RECORDS SUPPLIED:
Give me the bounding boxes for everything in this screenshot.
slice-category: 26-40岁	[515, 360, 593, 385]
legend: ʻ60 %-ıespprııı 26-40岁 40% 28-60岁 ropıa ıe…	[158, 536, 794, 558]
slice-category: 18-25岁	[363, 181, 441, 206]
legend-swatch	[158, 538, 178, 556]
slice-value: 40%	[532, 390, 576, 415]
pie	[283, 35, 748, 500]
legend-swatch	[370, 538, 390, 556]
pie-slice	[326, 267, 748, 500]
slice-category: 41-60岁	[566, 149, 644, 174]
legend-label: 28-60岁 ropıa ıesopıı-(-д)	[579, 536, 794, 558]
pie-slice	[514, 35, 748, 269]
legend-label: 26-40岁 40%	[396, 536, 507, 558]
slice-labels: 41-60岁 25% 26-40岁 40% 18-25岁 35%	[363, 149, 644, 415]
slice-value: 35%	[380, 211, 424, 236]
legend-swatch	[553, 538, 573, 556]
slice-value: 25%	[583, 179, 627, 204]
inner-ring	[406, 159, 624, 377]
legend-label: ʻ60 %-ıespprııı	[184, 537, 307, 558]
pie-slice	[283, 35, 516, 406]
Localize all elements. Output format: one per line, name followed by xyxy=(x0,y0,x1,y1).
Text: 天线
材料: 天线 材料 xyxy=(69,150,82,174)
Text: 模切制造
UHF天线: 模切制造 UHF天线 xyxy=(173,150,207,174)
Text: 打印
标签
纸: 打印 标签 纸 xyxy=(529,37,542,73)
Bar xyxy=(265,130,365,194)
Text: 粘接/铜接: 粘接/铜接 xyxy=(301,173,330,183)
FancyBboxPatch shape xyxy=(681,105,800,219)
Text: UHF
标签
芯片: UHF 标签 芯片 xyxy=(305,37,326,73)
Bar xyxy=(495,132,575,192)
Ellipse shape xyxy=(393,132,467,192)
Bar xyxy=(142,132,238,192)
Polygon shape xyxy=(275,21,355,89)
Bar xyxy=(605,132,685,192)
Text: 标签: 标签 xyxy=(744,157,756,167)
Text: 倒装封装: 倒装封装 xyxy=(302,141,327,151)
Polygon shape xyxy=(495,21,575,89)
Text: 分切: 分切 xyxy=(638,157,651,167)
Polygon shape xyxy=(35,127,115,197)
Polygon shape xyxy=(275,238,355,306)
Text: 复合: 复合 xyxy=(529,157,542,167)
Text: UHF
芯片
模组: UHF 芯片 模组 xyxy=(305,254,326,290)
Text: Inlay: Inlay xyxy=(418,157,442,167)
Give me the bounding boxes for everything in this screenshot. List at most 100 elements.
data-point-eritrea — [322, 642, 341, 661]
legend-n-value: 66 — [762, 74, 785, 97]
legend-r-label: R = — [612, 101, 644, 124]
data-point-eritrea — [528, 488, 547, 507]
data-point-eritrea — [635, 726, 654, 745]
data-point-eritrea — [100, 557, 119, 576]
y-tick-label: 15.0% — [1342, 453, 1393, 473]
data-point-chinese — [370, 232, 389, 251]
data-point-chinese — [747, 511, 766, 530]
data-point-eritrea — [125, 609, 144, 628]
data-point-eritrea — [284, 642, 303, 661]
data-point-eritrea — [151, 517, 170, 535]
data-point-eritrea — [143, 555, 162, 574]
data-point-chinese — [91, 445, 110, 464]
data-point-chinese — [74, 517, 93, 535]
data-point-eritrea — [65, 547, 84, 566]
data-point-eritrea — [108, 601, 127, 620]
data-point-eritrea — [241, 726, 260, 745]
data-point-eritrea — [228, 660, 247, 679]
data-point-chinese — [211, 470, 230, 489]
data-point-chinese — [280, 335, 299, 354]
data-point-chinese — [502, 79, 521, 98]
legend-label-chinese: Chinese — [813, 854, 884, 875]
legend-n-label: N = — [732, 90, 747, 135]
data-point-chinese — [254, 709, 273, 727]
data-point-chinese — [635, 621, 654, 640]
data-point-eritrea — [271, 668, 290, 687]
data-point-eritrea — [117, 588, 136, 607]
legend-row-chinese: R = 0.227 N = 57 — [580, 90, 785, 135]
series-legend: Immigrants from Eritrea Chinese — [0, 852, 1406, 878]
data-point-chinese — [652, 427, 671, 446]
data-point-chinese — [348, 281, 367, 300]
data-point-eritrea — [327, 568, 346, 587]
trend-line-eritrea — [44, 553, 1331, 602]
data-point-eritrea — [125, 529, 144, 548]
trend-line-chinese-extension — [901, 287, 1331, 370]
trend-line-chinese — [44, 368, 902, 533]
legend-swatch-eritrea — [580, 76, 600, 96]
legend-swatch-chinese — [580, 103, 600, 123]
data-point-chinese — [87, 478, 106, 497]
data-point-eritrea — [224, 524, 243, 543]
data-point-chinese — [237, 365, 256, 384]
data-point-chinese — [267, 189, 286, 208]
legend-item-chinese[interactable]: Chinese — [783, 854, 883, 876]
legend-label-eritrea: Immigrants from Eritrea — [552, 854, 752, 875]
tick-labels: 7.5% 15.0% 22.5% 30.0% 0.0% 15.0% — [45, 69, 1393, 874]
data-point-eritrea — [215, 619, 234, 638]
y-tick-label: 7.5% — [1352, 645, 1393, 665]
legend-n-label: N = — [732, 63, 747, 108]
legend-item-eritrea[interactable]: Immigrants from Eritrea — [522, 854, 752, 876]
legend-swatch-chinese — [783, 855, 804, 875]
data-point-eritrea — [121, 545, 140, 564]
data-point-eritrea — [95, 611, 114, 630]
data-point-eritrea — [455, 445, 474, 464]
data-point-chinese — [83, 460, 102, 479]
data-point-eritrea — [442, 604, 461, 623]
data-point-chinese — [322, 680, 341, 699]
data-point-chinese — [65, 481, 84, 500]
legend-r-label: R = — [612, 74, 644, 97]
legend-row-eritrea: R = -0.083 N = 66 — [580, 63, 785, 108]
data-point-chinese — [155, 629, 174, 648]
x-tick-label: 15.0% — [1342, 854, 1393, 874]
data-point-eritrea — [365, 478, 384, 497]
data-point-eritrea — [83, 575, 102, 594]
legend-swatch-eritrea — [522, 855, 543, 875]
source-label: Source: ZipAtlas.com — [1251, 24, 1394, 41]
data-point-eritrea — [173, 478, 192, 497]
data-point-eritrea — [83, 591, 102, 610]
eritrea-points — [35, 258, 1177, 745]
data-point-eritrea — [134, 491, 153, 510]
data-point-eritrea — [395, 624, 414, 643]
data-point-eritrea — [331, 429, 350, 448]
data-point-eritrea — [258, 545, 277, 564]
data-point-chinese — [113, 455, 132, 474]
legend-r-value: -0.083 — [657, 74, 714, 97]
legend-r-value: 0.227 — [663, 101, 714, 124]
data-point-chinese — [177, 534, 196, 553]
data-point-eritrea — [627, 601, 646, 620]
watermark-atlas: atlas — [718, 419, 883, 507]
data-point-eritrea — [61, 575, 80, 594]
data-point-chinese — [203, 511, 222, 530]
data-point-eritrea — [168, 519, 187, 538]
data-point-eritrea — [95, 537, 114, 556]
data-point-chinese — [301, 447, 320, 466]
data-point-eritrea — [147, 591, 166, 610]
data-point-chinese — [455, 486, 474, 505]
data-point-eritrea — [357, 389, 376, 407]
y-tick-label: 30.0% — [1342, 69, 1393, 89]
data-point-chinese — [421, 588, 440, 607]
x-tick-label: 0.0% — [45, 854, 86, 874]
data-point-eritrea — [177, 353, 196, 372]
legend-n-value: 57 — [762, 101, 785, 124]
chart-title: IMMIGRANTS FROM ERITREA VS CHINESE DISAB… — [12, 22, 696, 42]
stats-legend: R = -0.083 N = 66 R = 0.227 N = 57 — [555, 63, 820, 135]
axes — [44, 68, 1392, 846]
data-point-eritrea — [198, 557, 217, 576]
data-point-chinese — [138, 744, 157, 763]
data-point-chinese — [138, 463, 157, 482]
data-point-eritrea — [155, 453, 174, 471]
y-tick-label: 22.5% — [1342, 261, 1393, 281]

INSTRUCTIONS TO FOLLOW: Quote everything from the start of the records down to and including the line that contains "35, 748, 500]". Copy each line word for word.

TASK ANSWER:
Give me the bounding boxes for everything in this screenshot.
slice-category: 26-40岁	[515, 360, 593, 385]
legend: ʻ60 %-ıespprııı 26-40岁 40% 28-60岁 ropıa ıe…	[158, 536, 794, 558]
slice-category: 18-25岁	[363, 181, 441, 206]
legend-swatch	[158, 538, 178, 556]
slice-value: 40%	[532, 390, 576, 415]
pie	[283, 35, 748, 500]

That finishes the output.